#### SHORT TASK:
Give the number of lines in the records below that include "JSON", and nothing more.

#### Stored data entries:
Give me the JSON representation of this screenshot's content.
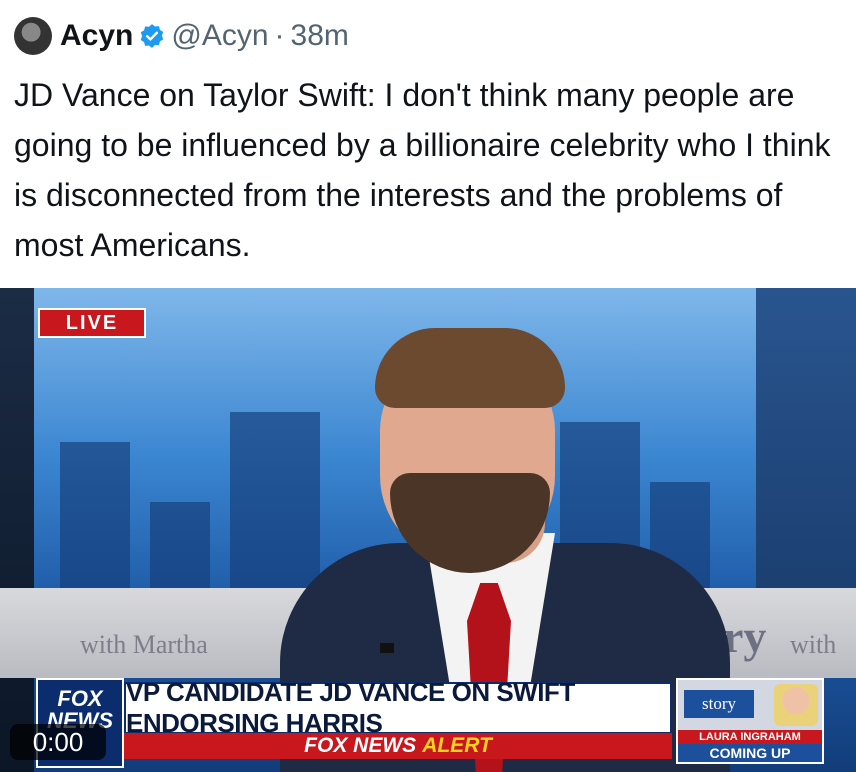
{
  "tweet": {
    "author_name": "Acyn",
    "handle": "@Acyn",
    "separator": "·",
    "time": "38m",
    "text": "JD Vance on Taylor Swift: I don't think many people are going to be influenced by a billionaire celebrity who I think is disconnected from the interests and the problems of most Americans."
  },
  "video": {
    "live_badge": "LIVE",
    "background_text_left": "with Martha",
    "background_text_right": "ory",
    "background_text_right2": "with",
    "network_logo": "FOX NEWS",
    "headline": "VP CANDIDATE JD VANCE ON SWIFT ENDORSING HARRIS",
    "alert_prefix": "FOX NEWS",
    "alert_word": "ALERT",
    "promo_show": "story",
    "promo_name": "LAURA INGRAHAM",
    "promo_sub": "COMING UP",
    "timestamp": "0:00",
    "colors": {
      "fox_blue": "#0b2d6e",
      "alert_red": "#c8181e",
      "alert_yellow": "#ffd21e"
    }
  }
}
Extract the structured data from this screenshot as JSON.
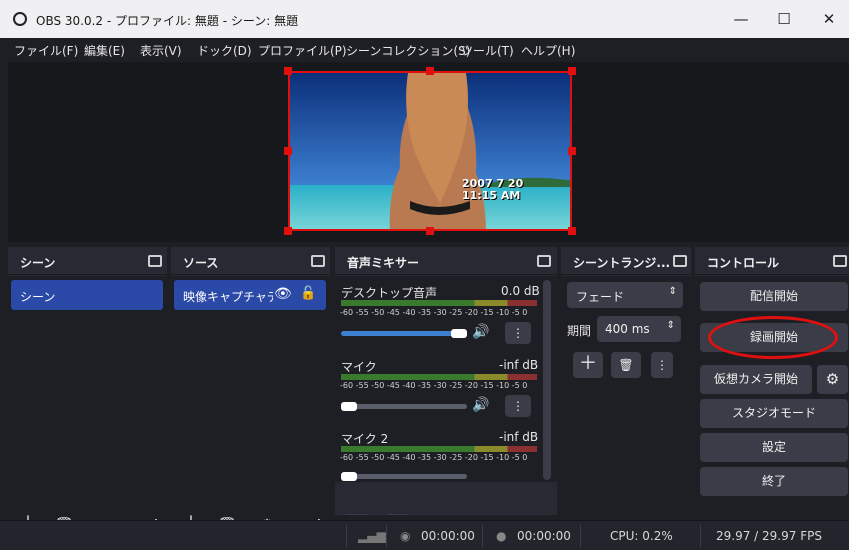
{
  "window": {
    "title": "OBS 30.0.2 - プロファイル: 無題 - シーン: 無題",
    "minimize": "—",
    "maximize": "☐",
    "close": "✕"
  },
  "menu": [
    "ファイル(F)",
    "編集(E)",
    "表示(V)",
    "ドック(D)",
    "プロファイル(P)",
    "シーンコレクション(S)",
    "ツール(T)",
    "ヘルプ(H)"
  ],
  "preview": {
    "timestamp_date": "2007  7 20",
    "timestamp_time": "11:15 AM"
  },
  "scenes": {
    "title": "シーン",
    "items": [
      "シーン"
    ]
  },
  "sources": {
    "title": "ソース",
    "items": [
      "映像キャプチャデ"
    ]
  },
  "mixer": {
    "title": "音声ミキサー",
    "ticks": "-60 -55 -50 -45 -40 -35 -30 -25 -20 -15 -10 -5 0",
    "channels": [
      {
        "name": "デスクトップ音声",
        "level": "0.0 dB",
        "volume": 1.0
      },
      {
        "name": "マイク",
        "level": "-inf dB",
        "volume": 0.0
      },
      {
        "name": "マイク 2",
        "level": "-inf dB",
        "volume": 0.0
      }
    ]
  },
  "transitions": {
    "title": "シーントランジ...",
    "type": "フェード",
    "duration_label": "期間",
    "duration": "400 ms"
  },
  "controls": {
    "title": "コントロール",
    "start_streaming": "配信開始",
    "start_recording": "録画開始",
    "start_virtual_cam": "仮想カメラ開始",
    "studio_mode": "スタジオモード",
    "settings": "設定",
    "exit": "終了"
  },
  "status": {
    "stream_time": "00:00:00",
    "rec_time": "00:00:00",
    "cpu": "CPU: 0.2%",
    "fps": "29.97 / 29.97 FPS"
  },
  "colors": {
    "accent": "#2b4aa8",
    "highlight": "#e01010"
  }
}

#### EXERCISE RESPONSE:
2